Records Block Start
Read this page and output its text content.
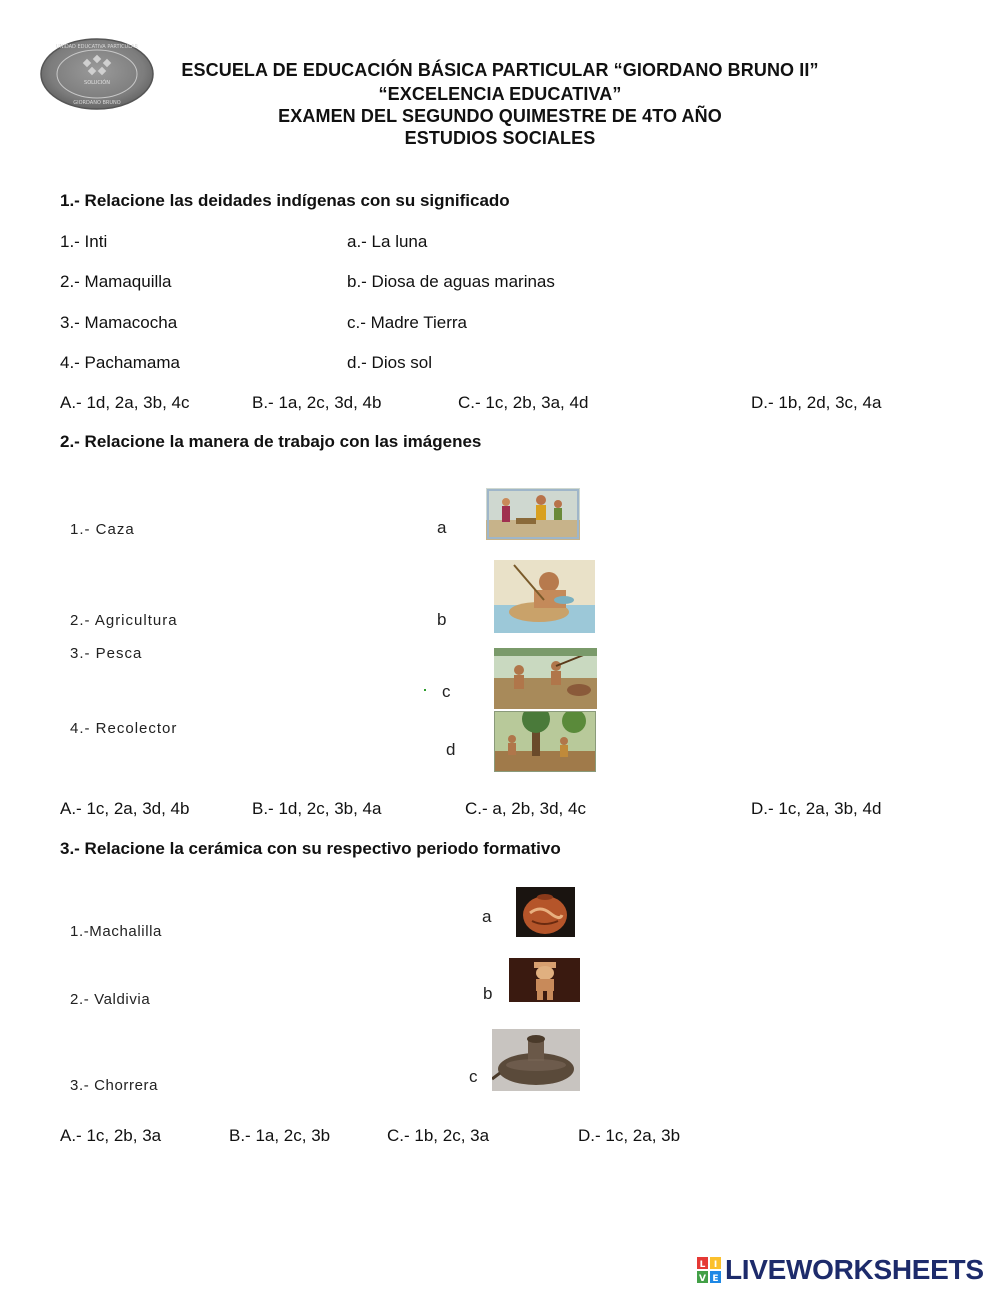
SOLUCIÓN
UNIDAD EDUCATIVA PARTICULAR
GIORDANO BRUNO
ESCUELA DE EDUCACIÓN BÁSICA PARTICULAR “GIORDANO BRUNO II”
“EXCELENCIA EDUCATIVA”
EXAMEN DEL SEGUNDO QUIMESTRE DE 4TO AÑO
ESTUDIOS SOCIALES
1.- Relacione las deidades indígenas con su significado
1.- Inti	a.- La luna
2.- Mamaquilla	b.- Diosa de aguas marinas
3.- Mamacocha	c.- Madre Tierra
4.- Pachamama	d.- Dios sol
A.- 1d, 2a, 3b, 4c	B.- 1a, 2c, 3d, 4b	C.- 1c, 2b, 3a, 4d	D.- 1b, 2d, 3c, 4a
2.- Relacione la manera de trabajo con las imágenes
1.- Caza
2.- Agricultura
3.- Pesca
4.- Recolector
a
b
c
d
A.- 1c, 2a, 3d, 4b	B.- 1d, 2c, 3b, 4a	C.- a, 2b, 3d, 4c	D.- 1c, 2a, 3b, 4d
3.- Relacione la cerámica con su respectivo periodo formativo
1.-Machalilla
2.- Valdivia
3.- Chorrera
a
b
c
A.- 1c, 2b, 3a	B.- 1a, 2c, 3b	C.- 1b, 2c, 3a	D.- 1c, 2a, 3b
L I
V E LIVEWORKSHEETS
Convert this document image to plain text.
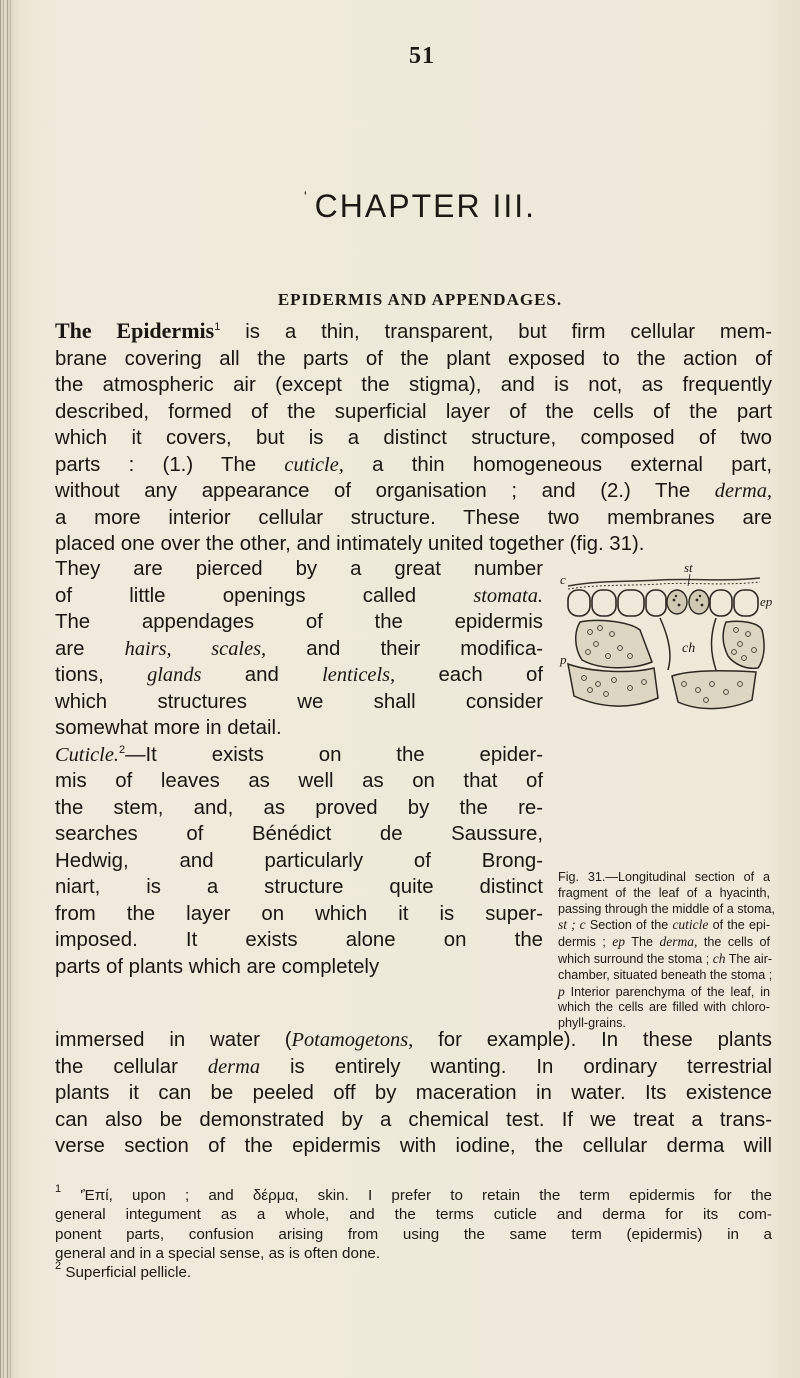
51
' CHAPTER III.
EPIDERMIS AND APPENDAGES.
The Epidermis$^1$ is a thin, transparent, but firm cellular mem-
brane covering all the parts of the plant exposed to the action of
the atmospheric air (except the stigma), and is not, as frequently
described, formed of the superficial layer of the cells of the part
which it covers, but is a distinct structure, composed of two
parts : (1.) The cuticle, a thin homogeneous external part,
without any appearance of organisation ; and (2.) The derma,
a more interior cellular structure. These two membranes are
placed one over the other, and intimately united together (fig. 31).
They are pierced by a great number
of little openings called stomata.
The appendages of the epidermis
are hairs, scales, and their modifica-
tions, glands and lenticels, each of
which structures we shall consider
somewhat more in detail.
Cuticle.$^2$—It exists on the epider-
mis of leaves as well as on that of
the stem, and, as proved by the re-
searches of Bénédict de Saussure,
Hedwig, and particularly of Brong-
niart, is a structure quite distinct
from the layer on which it is super-
imposed. It exists alone on the
parts of plants which are completely
immersed in water (Potamogetons, for example). In these plants
the cellular derma is entirely wanting. In ordinary terrestrial
plants it can be peeled off by maceration in water. Its existence
can also be demonstrated by a chemical test. If we treat a trans-
verse section of the epidermis with iodine, the cellular derma will
c
st
ep
ch
p
Fig. 31.—Longitudinal section of a
fragment of the leaf of a hyacinth,
passing through the middle of a stoma,
st ; c Section of the cuticle of the epi-
dermis ; ep The derma, the cells of
which surround the stoma ; ch The air-
chamber, situated beneath the stoma ;
p Interior parenchyma of the leaf, in
which the cells are filled with chloro-
phyll-grains.
$^1$ 'Ἐπί, upon ; and δέρμα, skin. I prefer to retain the term epidermis for the
general integument as a whole, and the terms cuticle and derma for its com-
ponent parts, confusion arising from using the same term (epidermis) in a
general and in a special sense, as is often done.
$^2$ Superficial pellicle.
Records Block End
§ Problem: Looking at the material above, count the lines that carry the word "leaf" and answer with the count alone.

§ Exercise answer: 2